_Input data_
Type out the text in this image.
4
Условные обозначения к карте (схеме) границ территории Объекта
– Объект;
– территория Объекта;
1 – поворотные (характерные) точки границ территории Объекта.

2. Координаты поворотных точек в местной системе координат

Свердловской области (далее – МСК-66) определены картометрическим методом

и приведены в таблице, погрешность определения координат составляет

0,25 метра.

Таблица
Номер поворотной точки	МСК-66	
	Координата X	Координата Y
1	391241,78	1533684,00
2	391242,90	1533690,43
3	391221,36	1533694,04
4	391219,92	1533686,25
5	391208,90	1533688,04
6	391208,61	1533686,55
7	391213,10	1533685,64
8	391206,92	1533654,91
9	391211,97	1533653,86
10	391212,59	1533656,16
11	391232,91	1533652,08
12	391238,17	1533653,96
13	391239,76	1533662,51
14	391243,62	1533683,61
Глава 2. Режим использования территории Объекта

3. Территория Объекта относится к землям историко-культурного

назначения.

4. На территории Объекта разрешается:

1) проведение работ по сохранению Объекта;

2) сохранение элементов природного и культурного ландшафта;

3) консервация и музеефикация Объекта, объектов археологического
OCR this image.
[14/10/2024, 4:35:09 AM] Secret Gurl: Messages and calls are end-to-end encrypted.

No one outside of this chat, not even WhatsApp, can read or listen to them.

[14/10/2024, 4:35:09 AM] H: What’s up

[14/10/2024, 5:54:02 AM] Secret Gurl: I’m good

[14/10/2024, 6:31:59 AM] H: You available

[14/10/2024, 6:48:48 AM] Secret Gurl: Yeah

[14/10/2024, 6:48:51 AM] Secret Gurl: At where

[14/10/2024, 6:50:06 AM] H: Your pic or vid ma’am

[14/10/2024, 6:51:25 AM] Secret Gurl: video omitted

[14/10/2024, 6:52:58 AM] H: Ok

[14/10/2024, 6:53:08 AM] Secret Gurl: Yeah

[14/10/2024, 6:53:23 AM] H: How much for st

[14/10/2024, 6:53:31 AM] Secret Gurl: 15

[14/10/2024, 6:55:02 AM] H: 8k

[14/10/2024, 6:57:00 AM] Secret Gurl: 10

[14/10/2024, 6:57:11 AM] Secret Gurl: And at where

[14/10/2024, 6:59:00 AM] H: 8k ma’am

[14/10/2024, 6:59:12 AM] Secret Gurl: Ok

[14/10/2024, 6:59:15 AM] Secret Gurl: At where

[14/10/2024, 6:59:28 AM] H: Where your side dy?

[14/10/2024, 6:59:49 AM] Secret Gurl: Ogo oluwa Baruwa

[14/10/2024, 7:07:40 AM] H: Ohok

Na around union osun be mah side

_Exercise directions_
Output every line above without altering anything.

_The completed task_
Type out the text in this image.
4
Условные обозначения к карте (схеме) границ территории Объекта
– Объект;
– территория Объекта;
1 – поворотные (характерные) точки границ территории Объекта.

2. Координаты поворотных точек в местной системе координат

Свердловской области (далее – МСК-66) определены картометрическим методом

и приведены в таблице, погрешность определения координат составляет

0,25 метра.

Таблица
Номер поворотной точки	МСК-66	
	Координата X	Координата Y
1	391241,78	1533684,00
2	391242,90	1533690,43
3	391221,36	1533694,04
4	391219,92	1533686,25
5	391208,90	1533688,04
6	391208,61	1533686,55
7	391213,10	1533685,64
8	391206,92	1533654,91
9	391211,97	1533653,86
10	391212,59	1533656,16
11	391232,91	1533652,08
12	391238,17	1533653,96
13	391239,76	1533662,51
14	391243,62	1533683,61
Глава 2. Режим использования территории Объекта

3. Территория Объекта относится к землям историко-культурного

назначения.

4. На территории Объекта разрешается:

1) проведение работ по сохранению Объекта;

2) сохранение элементов природного и культурного ландшафта;

3) консервация и музеефикация Объекта, объектов археологического
OCR this image.
[14/10/2024, 4:35:09 AM] Secret Gurl: Messages and calls are end-to-end encrypted.

No one outside of this chat, not even WhatsApp, can read or listen to them.

[14/10/2024, 4:35:09 AM] H: What’s up

[14/10/2024, 5:54:02 AM] Secret Gurl: I’m good

[14/10/2024, 6:31:59 AM] H: You available

[14/10/2024, 6:48:48 AM] Secret Gurl: Yeah

[14/10/2024, 6:48:51 AM] Secret Gurl: At where

[14/10/2024, 6:50:06 AM] H: Your pic or vid ma’am

[14/10/2024, 6:51:25 AM] Secret Gurl: video omitted

[14/10/2024, 6:52:58 AM] H: Ok

[14/10/2024, 6:53:08 AM] Secret Gurl: Yeah

[14/10/2024, 6:53:23 AM] H: How much for st

[14/10/2024, 6:53:31 AM] Secret Gurl: 15

[14/10/2024, 6:55:02 AM] H: 8k

[14/10/2024, 6:57:00 AM] Secret Gurl: 10

[14/10/2024, 6:57:11 AM] Secret Gurl: And at where

[14/10/2024, 6:59:00 AM] H: 8k ma’am

[14/10/2024, 6:59:12 AM] Secret Gurl: Ok

[14/10/2024, 6:59:15 AM] Secret Gurl: At where

[14/10/2024, 6:59:28 AM] H: Where your side dy?

[14/10/2024, 6:59:49 AM] Secret Gurl: Ogo oluwa Baruwa

[14/10/2024, 7:07:40 AM] H: Ohok

Na around union osun be mah side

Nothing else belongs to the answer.